[Records excerpted from a collection]
□ □ □ □ □ □ □

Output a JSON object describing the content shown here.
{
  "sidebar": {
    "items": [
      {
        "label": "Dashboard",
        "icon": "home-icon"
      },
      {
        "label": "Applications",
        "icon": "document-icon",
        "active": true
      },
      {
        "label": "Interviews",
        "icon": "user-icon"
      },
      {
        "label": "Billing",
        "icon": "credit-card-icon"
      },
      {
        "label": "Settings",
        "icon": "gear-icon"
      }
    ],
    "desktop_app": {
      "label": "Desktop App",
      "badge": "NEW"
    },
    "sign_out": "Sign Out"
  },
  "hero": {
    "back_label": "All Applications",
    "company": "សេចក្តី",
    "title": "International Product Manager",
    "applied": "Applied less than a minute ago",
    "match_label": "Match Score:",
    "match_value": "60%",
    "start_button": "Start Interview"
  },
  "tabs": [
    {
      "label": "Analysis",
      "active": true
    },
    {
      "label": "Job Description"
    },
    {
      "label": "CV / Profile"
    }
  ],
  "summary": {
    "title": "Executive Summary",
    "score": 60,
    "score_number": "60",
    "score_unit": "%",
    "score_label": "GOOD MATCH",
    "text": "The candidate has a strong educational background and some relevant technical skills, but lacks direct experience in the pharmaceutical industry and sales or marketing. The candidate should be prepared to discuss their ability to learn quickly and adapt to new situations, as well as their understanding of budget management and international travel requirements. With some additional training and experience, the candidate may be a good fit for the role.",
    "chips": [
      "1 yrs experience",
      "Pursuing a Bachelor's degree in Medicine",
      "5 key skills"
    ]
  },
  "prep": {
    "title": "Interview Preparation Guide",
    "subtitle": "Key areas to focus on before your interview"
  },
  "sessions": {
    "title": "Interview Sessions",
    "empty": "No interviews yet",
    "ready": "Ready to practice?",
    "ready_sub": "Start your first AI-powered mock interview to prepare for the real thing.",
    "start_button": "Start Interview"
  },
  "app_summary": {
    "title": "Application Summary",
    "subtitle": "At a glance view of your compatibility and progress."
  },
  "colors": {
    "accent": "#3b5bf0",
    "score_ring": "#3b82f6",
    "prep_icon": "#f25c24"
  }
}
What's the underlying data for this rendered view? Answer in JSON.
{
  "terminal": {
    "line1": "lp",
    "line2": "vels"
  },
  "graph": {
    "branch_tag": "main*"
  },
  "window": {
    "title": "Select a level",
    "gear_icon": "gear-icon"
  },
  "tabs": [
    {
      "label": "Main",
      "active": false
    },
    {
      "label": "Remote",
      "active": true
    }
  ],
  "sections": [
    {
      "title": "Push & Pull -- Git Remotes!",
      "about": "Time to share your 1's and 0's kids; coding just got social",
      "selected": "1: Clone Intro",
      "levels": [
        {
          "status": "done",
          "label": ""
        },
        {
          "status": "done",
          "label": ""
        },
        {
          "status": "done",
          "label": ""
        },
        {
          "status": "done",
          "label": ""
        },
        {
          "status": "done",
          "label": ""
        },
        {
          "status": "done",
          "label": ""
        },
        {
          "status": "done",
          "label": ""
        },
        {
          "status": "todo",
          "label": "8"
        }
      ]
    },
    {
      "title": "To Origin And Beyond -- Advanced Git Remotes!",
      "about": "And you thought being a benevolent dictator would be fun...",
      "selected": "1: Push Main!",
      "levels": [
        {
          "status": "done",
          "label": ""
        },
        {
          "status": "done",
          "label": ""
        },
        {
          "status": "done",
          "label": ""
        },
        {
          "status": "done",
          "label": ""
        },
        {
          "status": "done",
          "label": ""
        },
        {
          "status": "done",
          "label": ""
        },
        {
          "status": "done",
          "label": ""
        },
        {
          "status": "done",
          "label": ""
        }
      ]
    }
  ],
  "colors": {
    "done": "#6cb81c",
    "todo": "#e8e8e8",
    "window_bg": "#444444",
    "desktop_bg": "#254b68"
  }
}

□ □ □ □ □ □ □

### Problem requirements
From the entries, copy out each line containing the word "about".

### Result of the exercise
      "about": "Time to share your 1's and 0's kids; coding just got social",
      "about": "And you thought being a benevolent dictator would be fun...",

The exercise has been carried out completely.